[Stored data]

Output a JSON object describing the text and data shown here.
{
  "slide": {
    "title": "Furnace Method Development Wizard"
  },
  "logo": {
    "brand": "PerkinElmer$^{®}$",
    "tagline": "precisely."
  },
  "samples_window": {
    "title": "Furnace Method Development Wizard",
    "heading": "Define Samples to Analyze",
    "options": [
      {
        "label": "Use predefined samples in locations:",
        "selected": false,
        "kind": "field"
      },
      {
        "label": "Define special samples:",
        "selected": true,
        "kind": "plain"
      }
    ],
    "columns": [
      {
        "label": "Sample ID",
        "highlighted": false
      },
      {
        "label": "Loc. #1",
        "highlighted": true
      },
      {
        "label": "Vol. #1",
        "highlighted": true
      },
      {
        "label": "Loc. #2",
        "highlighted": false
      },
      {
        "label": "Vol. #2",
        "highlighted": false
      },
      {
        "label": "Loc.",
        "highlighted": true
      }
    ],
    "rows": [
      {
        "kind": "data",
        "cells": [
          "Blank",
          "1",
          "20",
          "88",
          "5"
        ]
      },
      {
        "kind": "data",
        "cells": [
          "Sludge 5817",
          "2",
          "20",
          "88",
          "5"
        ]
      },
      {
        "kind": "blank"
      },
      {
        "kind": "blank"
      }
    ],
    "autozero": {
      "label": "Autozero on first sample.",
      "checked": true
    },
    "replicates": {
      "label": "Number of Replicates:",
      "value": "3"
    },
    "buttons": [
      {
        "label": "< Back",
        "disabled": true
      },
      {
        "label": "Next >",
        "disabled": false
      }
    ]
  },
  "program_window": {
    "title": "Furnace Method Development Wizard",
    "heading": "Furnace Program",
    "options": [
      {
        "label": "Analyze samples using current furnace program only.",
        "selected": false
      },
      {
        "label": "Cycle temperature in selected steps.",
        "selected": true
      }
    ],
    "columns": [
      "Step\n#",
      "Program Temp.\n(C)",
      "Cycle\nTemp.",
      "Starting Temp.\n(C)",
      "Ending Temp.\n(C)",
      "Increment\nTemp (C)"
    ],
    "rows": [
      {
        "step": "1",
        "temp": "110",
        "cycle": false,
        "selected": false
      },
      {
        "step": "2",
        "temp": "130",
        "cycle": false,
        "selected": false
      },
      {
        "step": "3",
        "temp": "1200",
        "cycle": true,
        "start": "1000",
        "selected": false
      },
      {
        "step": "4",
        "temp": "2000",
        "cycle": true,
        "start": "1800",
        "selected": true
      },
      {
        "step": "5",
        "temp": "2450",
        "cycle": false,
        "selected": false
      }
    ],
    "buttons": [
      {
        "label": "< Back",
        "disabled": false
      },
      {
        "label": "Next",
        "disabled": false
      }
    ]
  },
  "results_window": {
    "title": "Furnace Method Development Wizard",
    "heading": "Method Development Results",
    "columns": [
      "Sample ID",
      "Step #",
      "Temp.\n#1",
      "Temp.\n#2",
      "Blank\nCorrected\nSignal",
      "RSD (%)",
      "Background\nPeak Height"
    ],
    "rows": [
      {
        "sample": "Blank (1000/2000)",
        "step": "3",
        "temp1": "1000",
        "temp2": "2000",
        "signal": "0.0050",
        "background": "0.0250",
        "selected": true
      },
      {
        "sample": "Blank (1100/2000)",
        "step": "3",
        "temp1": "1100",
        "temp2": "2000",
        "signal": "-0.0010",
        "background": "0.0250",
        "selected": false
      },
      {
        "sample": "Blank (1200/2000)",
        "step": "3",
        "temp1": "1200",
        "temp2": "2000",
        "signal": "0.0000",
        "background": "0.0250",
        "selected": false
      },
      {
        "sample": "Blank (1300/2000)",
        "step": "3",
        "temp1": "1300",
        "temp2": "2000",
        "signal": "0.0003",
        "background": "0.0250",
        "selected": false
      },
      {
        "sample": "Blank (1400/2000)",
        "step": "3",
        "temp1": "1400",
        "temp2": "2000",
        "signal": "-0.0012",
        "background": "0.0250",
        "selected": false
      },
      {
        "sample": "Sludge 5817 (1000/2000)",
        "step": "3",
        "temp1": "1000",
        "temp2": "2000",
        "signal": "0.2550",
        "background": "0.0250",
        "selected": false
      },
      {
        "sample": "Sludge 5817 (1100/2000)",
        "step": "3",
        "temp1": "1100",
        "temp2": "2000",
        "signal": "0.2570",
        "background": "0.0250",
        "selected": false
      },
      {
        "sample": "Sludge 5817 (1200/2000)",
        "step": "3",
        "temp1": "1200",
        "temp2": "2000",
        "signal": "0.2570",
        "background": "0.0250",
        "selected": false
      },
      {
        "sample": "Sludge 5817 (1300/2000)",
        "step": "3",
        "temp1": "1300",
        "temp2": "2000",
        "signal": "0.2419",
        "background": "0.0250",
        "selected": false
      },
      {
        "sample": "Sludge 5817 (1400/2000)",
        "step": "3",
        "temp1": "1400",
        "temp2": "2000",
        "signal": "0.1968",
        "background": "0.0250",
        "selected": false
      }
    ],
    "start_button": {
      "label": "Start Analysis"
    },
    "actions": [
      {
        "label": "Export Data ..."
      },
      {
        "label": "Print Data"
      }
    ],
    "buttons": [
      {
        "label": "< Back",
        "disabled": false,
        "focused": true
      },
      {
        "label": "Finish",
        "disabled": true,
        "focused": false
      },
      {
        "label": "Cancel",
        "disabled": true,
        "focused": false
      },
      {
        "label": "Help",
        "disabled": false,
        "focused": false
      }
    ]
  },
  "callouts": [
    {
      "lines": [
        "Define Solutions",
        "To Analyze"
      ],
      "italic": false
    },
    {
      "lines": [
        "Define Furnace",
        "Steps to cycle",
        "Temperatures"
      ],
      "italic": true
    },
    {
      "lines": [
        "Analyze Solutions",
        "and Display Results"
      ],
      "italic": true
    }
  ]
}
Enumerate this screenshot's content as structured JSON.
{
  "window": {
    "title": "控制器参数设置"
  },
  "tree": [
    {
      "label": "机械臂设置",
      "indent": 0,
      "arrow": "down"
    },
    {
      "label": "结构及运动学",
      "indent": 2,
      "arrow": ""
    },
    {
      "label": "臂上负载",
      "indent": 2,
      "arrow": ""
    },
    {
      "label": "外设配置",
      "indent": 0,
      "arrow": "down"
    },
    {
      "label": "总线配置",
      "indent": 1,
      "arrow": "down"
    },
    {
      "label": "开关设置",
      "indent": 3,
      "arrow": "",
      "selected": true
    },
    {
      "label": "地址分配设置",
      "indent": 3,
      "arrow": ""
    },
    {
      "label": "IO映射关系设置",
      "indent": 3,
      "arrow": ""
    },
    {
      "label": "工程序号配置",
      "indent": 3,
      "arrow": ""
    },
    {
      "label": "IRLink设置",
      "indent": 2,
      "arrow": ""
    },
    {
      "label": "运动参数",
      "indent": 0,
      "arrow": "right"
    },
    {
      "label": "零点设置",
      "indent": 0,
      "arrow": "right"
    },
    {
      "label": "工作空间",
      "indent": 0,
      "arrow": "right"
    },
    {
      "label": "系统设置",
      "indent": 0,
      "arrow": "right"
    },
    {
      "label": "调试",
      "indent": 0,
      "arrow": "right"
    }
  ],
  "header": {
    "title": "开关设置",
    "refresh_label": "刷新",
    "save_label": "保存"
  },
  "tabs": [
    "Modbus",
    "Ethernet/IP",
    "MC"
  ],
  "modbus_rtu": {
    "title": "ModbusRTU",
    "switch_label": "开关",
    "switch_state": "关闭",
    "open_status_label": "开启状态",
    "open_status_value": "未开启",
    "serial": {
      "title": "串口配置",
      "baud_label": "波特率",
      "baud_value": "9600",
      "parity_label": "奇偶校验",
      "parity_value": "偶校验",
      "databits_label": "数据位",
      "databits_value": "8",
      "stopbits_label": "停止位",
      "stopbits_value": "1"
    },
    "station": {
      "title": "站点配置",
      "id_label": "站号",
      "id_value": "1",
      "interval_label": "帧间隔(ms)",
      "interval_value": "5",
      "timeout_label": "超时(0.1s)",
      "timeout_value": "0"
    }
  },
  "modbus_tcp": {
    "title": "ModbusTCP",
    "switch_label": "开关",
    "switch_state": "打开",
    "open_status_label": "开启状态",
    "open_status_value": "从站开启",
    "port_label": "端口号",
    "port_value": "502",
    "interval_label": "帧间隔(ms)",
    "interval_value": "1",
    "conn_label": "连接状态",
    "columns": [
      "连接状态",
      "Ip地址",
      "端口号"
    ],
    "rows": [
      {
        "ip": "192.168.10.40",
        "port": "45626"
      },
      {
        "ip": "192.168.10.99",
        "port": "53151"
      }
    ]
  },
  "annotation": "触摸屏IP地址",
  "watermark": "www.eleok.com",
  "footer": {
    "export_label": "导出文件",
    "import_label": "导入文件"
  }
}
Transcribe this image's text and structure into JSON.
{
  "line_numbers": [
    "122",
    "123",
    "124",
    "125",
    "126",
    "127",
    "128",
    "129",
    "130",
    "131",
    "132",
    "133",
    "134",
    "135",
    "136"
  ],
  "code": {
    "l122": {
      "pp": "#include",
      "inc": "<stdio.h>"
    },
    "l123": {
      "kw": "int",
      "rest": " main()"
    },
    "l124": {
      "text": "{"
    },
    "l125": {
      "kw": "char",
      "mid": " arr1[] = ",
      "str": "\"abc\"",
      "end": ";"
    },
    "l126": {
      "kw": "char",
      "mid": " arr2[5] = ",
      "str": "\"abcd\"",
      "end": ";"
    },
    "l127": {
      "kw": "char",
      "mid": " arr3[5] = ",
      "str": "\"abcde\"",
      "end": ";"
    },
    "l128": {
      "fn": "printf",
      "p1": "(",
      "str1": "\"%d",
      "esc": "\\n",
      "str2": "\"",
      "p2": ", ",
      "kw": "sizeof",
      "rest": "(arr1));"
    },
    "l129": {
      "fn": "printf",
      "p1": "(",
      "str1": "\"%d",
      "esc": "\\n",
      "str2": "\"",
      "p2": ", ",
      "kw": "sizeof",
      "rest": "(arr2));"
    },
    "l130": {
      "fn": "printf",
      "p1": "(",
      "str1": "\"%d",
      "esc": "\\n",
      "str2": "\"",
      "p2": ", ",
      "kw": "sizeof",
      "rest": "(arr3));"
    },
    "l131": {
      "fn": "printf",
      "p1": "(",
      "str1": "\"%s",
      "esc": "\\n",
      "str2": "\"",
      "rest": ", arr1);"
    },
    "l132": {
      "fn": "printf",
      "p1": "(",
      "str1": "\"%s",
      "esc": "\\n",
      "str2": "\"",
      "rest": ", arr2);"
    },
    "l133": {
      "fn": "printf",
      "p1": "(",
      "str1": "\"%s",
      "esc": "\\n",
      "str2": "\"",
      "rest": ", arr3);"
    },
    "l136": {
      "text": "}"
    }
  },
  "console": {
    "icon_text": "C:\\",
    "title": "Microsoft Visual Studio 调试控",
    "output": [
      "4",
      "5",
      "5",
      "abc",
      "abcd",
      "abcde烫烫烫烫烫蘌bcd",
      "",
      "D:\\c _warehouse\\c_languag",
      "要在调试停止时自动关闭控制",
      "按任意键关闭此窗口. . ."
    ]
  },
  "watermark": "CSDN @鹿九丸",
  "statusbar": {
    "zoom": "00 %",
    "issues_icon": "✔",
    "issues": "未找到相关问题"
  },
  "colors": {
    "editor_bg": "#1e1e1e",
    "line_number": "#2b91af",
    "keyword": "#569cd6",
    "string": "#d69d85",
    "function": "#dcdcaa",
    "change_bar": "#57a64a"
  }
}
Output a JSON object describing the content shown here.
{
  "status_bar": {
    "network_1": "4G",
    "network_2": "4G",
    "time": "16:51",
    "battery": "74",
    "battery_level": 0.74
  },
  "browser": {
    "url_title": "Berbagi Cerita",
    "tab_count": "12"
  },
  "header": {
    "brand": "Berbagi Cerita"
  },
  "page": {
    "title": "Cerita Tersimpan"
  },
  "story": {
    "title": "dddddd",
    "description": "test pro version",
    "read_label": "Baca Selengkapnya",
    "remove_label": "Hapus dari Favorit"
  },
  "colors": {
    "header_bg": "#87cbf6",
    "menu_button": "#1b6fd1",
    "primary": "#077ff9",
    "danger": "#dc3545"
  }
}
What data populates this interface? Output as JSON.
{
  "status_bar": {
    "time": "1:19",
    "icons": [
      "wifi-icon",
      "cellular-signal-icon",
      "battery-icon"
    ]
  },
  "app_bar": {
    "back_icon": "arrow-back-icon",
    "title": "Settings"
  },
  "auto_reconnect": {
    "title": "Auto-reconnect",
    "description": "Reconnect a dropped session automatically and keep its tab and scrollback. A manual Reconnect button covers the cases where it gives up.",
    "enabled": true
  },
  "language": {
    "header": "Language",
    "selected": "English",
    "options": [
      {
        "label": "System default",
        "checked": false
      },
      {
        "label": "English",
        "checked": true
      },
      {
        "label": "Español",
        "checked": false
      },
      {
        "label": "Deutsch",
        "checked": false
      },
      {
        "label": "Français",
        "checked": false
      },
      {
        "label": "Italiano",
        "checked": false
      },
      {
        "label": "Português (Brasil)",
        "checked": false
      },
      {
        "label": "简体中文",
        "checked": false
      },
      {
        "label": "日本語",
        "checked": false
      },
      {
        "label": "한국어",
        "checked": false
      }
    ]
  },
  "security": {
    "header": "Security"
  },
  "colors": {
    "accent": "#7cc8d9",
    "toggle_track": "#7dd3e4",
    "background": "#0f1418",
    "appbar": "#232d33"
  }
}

## Do this
Search the entries for the string "content" and collect each line that has it.

## Worked answer
Enumerate this screenshot's content as structured JSON.
Output a JSON object describing the content shown here.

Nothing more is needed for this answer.